- Exercise directions: Restate each line word for word. Leave out every picture.

=====

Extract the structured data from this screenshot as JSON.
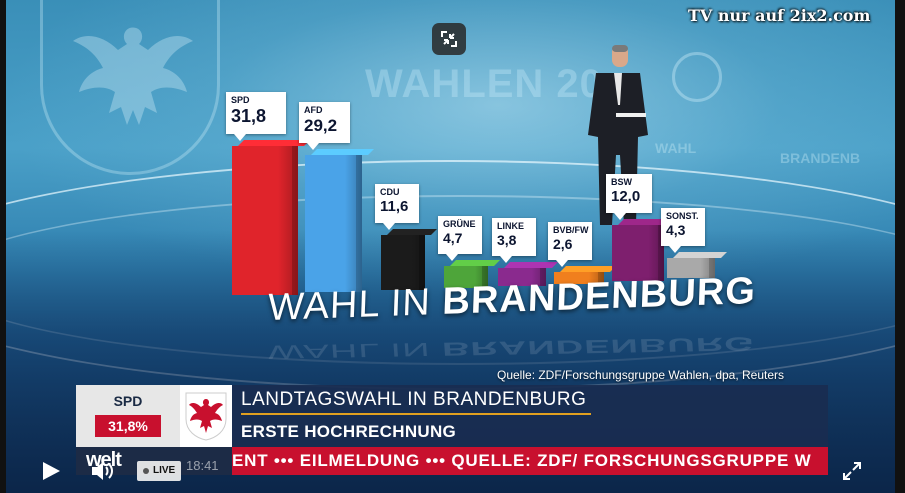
{
  "player": {
    "watermark": "TV nur auf 2ix2.com",
    "live_label": "LIVE",
    "time": "18:41",
    "icons": [
      "exit-fullscreen-icon",
      "play-icon",
      "volume-icon",
      "fullscreen-icon"
    ]
  },
  "studio": {
    "wall_text": "WAHLEN 20",
    "wall_text_small_1": "WAHL",
    "wall_text_small_2": "BRANDENB"
  },
  "graphic": {
    "title_light": "WAHL IN ",
    "title_bold": "BRANDENBURG",
    "source": "Quelle: ZDF/Forschungsgruppe Wahlen, dpa, Reuters",
    "parties": [
      {
        "name": "SPD",
        "value": "31,8",
        "color": "#e0242b",
        "pct": 31.8
      },
      {
        "name": "AFD",
        "value": "29,2",
        "color": "#4aa3e8",
        "pct": 29.2
      },
      {
        "name": "CDU",
        "value": "11,6",
        "color": "#1b1b1b",
        "pct": 11.6
      },
      {
        "name": "GRÜNE",
        "value": "4,7",
        "color": "#4ea53a",
        "pct": 4.7
      },
      {
        "name": "LINKE",
        "value": "3,8",
        "color": "#8a2a8e",
        "pct": 3.8
      },
      {
        "name": "BVB/FW",
        "value": "2,6",
        "color": "#f07f1e",
        "pct": 2.6
      },
      {
        "name": "BSW",
        "value": "12,0",
        "color": "#7e1f6e",
        "pct": 12.0
      },
      {
        "name": "SONST.",
        "value": "4,3",
        "color": "#a9a9a9",
        "pct": 4.3
      }
    ]
  },
  "lower_third": {
    "party": "SPD",
    "percent": "31,8%",
    "headline": "LANDTAGSWAHL IN BRANDENBURG",
    "subline": "ERSTE HOCHRECHNUNG",
    "brand": "welt",
    "ticker": "ENT ••• EILMELDUNG ••• QUELLE: ZDF/ FORSCHUNGSGRUPPE W"
  },
  "colors": {
    "ticker_red": "#c8102e",
    "lower_third_navy": "#1c2b46",
    "accent_underline": "#e0a020"
  }
}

=====

- Expected answer:
Extract the structured data from this screenshot as JSON.
{
  "player": {
    "watermark": "TV nur auf 2ix2.com",
    "live_label": "LIVE",
    "time": "18:41",
    "icons": [
      "exit-fullscreen-icon",
      "play-icon",
      "volume-icon",
      "fullscreen-icon"
    ]
  },
  "studio": {
    "wall_text": "WAHLEN 20",
    "wall_text_small_1": "WAHL",
    "wall_text_small_2": "BRANDENB"
  },
  "graphic": {
    "title_light": "WAHL IN ",
    "title_bold": "BRANDENBURG",
    "source": "Quelle: ZDF/Forschungsgruppe Wahlen, dpa, Reuters",
    "parties": [
      {
        "name": "SPD",
        "value": "31,8",
        "color": "#e0242b",
        "pct": 31.8
      },
      {
        "name": "AFD",
        "value": "29,2",
        "color": "#4aa3e8",
        "pct": 29.2
      },
      {
        "name": "CDU",
        "value": "11,6",
        "color": "#1b1b1b",
        "pct": 11.6
      },
      {
        "name": "GRÜNE",
        "value": "4,7",
        "color": "#4ea53a",
        "pct": 4.7
      },
      {
        "name": "LINKE",
        "value": "3,8",
        "color": "#8a2a8e",
        "pct": 3.8
      },
      {
        "name": "BVB/FW",
        "value": "2,6",
        "color": "#f07f1e",
        "pct": 2.6
      },
      {
        "name": "BSW",
        "value": "12,0",
        "color": "#7e1f6e",
        "pct": 12.0
      },
      {
        "name": "SONST.",
        "value": "4,3",
        "color": "#a9a9a9",
        "pct": 4.3
      }
    ]
  },
  "lower_third": {
    "party": "SPD",
    "percent": "31,8%",
    "headline": "LANDTAGSWAHL IN BRANDENBURG",
    "subline": "ERSTE HOCHRECHNUNG",
    "brand": "welt",
    "ticker": "ENT ••• EILMELDUNG ••• QUELLE: ZDF/ FORSCHUNGSGRUPPE W"
  },
  "colors": {
    "ticker_red": "#c8102e",
    "lower_third_navy": "#1c2b46",
    "accent_underline": "#e0a020"
  }
}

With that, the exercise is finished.